The request
List, from the lines below, each one with "Fresh" in it.
━━━ Supplied information
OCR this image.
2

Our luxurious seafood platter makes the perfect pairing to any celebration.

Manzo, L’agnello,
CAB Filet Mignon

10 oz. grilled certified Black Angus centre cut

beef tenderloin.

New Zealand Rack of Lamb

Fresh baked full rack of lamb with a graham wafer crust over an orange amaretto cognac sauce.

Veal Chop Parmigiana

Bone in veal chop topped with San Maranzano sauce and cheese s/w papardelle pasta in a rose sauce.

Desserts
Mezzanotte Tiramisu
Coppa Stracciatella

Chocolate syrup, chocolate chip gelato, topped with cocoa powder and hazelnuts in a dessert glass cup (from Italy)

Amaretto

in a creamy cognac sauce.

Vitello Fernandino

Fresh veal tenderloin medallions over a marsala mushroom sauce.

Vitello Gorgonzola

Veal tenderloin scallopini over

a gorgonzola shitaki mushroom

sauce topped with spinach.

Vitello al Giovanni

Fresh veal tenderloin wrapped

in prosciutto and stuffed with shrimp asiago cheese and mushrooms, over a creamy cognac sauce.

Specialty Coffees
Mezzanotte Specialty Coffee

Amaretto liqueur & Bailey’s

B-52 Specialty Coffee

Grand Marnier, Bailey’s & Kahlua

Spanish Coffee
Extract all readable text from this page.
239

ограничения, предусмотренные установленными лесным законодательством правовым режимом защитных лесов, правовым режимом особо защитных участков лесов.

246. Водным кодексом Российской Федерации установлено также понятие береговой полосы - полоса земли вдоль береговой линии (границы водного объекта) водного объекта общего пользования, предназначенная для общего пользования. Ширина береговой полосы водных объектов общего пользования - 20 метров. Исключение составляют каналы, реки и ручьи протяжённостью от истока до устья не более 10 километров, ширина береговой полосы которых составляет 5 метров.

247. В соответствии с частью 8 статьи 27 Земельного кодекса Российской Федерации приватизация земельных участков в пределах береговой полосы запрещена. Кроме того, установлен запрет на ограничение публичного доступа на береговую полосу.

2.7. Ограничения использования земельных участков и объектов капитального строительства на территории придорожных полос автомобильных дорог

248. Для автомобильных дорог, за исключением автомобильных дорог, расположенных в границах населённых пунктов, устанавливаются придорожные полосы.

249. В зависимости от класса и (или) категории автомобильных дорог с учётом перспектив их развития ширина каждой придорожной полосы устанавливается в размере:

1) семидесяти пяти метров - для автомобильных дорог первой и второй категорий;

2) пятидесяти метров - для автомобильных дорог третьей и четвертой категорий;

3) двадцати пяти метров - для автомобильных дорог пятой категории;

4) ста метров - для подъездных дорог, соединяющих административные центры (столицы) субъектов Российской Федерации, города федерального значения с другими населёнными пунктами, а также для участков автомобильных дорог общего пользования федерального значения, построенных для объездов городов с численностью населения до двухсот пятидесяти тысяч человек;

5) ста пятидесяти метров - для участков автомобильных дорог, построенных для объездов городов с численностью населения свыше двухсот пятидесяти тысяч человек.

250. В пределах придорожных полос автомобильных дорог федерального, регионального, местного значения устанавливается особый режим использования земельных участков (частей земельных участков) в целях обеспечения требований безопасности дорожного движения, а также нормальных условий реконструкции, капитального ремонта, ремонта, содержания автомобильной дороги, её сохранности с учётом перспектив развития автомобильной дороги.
━━━━━━
Exercise response
Fresh baked full rack of lamb with a graham wafer crust over an orange amaretto cognac sauce.
Fresh veal tenderloin medallions over a marsala mushroom sauce.
Fresh veal tenderloin wrapped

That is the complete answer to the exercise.